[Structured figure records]
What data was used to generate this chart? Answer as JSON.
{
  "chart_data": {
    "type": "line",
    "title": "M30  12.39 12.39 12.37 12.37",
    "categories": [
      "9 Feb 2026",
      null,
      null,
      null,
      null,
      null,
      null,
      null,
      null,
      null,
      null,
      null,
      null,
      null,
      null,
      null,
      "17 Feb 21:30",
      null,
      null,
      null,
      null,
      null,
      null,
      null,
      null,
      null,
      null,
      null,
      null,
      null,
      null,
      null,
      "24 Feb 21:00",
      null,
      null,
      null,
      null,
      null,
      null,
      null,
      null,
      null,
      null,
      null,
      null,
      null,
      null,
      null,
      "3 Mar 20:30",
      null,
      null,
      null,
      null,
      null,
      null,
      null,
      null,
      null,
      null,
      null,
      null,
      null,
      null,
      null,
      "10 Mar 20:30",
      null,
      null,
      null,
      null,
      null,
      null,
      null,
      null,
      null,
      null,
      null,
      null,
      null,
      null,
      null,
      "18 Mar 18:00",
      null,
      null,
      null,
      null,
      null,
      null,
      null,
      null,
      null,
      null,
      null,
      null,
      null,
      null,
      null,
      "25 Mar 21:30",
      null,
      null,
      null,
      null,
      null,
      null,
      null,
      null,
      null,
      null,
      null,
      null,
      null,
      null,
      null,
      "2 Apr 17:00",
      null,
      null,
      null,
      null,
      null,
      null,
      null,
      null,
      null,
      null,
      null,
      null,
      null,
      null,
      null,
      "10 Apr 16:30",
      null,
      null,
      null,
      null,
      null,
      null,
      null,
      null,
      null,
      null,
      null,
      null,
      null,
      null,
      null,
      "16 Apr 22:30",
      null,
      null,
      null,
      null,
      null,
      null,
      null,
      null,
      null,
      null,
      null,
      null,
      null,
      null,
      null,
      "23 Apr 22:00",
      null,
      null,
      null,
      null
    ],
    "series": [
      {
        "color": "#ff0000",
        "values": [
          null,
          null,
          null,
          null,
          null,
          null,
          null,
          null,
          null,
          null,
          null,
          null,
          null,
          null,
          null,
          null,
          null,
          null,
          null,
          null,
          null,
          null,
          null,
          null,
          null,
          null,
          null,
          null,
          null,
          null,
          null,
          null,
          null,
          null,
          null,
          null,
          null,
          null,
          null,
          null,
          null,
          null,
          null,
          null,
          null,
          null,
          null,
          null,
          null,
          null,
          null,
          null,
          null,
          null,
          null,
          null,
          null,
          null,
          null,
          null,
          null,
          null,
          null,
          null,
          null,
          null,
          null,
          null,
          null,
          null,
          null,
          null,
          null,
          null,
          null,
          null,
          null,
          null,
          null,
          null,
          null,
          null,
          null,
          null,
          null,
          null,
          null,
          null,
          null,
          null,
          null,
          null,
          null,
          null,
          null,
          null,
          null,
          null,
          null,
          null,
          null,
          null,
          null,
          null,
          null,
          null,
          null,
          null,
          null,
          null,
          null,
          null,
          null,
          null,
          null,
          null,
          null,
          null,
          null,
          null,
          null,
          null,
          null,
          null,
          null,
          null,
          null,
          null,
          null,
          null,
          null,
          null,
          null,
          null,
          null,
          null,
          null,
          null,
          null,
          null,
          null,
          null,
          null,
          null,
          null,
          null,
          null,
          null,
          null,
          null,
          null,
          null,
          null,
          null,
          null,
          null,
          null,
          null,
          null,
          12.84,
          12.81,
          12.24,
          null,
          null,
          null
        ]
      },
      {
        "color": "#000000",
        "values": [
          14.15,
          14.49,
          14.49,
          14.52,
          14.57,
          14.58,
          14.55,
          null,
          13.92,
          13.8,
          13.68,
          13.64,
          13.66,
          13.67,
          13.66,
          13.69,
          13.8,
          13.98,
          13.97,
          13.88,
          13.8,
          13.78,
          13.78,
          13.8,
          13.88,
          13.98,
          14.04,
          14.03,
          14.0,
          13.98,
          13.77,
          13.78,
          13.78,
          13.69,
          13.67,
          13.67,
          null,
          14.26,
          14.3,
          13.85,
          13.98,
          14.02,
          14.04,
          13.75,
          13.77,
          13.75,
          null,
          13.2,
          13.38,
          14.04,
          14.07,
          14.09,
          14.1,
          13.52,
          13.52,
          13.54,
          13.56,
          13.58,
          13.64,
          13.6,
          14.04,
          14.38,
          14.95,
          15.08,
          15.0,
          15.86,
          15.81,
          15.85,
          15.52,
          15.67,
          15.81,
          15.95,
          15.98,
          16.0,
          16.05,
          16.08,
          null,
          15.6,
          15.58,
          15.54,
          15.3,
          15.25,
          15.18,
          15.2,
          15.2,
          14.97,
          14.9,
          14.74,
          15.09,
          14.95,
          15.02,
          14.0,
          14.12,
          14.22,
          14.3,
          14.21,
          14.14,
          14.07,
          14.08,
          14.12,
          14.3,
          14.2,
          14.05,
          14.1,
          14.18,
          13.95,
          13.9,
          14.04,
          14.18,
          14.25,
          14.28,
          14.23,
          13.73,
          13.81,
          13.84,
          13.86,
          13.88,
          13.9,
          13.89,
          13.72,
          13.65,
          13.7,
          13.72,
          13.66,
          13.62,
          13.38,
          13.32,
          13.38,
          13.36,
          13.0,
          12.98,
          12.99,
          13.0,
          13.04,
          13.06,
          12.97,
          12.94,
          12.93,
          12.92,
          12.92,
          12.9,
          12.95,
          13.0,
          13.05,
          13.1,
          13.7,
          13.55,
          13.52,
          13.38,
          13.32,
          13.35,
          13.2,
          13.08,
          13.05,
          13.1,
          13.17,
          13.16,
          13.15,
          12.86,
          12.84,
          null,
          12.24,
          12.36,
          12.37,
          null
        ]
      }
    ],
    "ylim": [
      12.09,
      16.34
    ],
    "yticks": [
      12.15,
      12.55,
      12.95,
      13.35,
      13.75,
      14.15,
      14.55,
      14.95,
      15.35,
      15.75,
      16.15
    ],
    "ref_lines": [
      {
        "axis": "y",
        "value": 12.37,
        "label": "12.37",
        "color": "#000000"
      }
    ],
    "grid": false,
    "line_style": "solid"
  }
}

* Task objective *
Print the listing above in full, exactly as it is.

* Response to the exercise *
What data was used to generate this chart? Answer as JSON.
{
  "chart_data": {
    "type": "line",
    "title": "M30  12.39 12.39 12.37 12.37",
    "categories": [
      "9 Feb 2026",
      null,
      null,
      null,
      null,
      null,
      null,
      null,
      null,
      null,
      null,
      null,
      null,
      null,
      null,
      null,
      "17 Feb 21:30",
      null,
      null,
      null,
      null,
      null,
      null,
      null,
      null,
      null,
      null,
      null,
      null,
      null,
      null,
      null,
      "24 Feb 21:00",
      null,
      null,
      null,
      null,
      null,
      null,
      null,
      null,
      null,
      null,
      null,
      null,
      null,
      null,
      null,
      "3 Mar 20:30",
      null,
      null,
      null,
      null,
      null,
      null,
      null,
      null,
      null,
      null,
      null,
      null,
      null,
      null,
      null,
      "10 Mar 20:30",
      null,
      null,
      null,
      null,
      null,
      null,
      null,
      null,
      null,
      null,
      null,
      null,
      null,
      null,
      null,
      "18 Mar 18:00",
      null,
      null,
      null,
      null,
      null,
      null,
      null,
      null,
      null,
      null,
      null,
      null,
      null,
      null,
      null,
      "25 Mar 21:30",
      null,
      null,
      null,
      null,
      null,
      null,
      null,
      null,
      null,
      null,
      null,
      null,
      null,
      null,
      null,
      "2 Apr 17:00",
      null,
      null,
      null,
      null,
      null,
      null,
      null,
      null,
      null,
      null,
      null,
      null,
      null,
      null,
      null,
      "10 Apr 16:30",
      null,
      null,
      null,
      null,
      null,
      null,
      null,
      null,
      null,
      null,
      null,
      null,
      null,
      null,
      null,
      "16 Apr 22:30",
      null,
      null,
      null,
      null,
      null,
      null,
      null,
      null,
      null,
      null,
      null,
      null,
      null,
      null,
      null,
      "23 Apr 22:00",
      null,
      null,
      null,
      null
    ],
    "series": [
      {
        "color": "#ff0000",
        "values": [
          null,
          null,
          null,
          null,
          null,
          null,
          null,
          null,
          null,
          null,
          null,
          null,
          null,
          null,
          null,
          null,
          null,
          null,
          null,
          null,
          null,
          null,
          null,
          null,
          null,
          null,
          null,
          null,
          null,
          null,
          null,
          null,
          null,
          null,
          null,
          null,
          null,
          null,
          null,
          null,
          null,
          null,
          null,
          null,
          null,
          null,
          null,
          null,
          null,
          null,
          null,
          null,
          null,
          null,
          null,
          null,
          null,
          null,
          null,
          null,
          null,
          null,
          null,
          null,
          null,
          null,
          null,
          null,
          null,
          null,
          null,
          null,
          null,
          null,
          null,
          null,
          null,
          null,
          null,
          null,
          null,
          null,
          null,
          null,
          null,
          null,
          null,
          null,
          null,
          null,
          null,
          null,
          null,
          null,
          null,
          null,
          null,
          null,
          null,
          null,
          null,
          null,
          null,
          null,
          null,
          null,
          null,
          null,
          null,
          null,
          null,
          null,
          null,
          null,
          null,
          null,
          null,
          null,
          null,
          null,
          null,
          null,
          null,
          null,
          null,
          null,
          null,
          null,
          null,
          null,
          null,
          null,
          null,
          null,
          null,
          null,
          null,
          null,
          null,
          null,
          null,
          null,
          null,
          null,
          null,
          null,
          null,
          null,
          null,
          null,
          null,
          null,
          null,
          null,
          null,
          null,
          null,
          null,
          null,
          12.84,
          12.81,
          12.24,
          null,
          null,
          null
        ]
      },
      {
        "color": "#000000",
        "values": [
          14.15,
          14.49,
          14.49,
          14.52,
          14.57,
          14.58,
          14.55,
          null,
          13.92,
          13.8,
          13.68,
          13.64,
          13.66,
          13.67,
          13.66,
          13.69,
          13.8,
          13.98,
          13.97,
          13.88,
          13.8,
          13.78,
          13.78,
          13.8,
          13.88,
          13.98,
          14.04,
          14.03,
          14.0,
          13.98,
          13.77,
          13.78,
          13.78,
          13.69,
          13.67,
          13.67,
          null,
          14.26,
          14.3,
          13.85,
          13.98,
          14.02,
          14.04,
          13.75,
          13.77,
          13.75,
          null,
          13.2,
          13.38,
          14.04,
          14.07,
          14.09,
          14.1,
          13.52,
          13.52,
          13.54,
          13.56,
          13.58,
          13.64,
          13.6,
          14.04,
          14.38,
          14.95,
          15.08,
          15.0,
          15.86,
          15.81,
          15.85,
          15.52,
          15.67,
          15.81,
          15.95,
          15.98,
          16.0,
          16.05,
          16.08,
          null,
          15.6,
          15.58,
          15.54,
          15.3,
          15.25,
          15.18,
          15.2,
          15.2,
          14.97,
          14.9,
          14.74,
          15.09,
          14.95,
          15.02,
          14.0,
          14.12,
          14.22,
          14.3,
          14.21,
          14.14,
          14.07,
          14.08,
          14.12,
          14.3,
          14.2,
          14.05,
          14.1,
          14.18,
          13.95,
          13.9,
          14.04,
          14.18,
          14.25,
          14.28,
          14.23,
          13.73,
          13.81,
          13.84,
          13.86,
          13.88,
          13.9,
          13.89,
          13.72,
          13.65,
          13.7,
          13.72,
          13.66,
          13.62,
          13.38,
          13.32,
          13.38,
          13.36,
          13.0,
          12.98,
          12.99,
          13.0,
          13.04,
          13.06,
          12.97,
          12.94,
          12.93,
          12.92,
          12.92,
          12.9,
          12.95,
          13.0,
          13.05,
          13.1,
          13.7,
          13.55,
          13.52,
          13.38,
          13.32,
          13.35,
          13.2,
          13.08,
          13.05,
          13.1,
          13.17,
          13.16,
          13.15,
          12.86,
          12.84,
          null,
          12.24,
          12.36,
          12.37,
          null
        ]
      }
    ],
    "ylim": [
      12.09,
      16.34
    ],
    "yticks": [
      12.15,
      12.55,
      12.95,
      13.35,
      13.75,
      14.15,
      14.55,
      14.95,
      15.35,
      15.75,
      16.15
    ],
    "ref_lines": [
      {
        "axis": "y",
        "value": 12.37,
        "label": "12.37",
        "color": "#000000"
      }
    ],
    "grid": false,
    "line_style": "solid"
  }
}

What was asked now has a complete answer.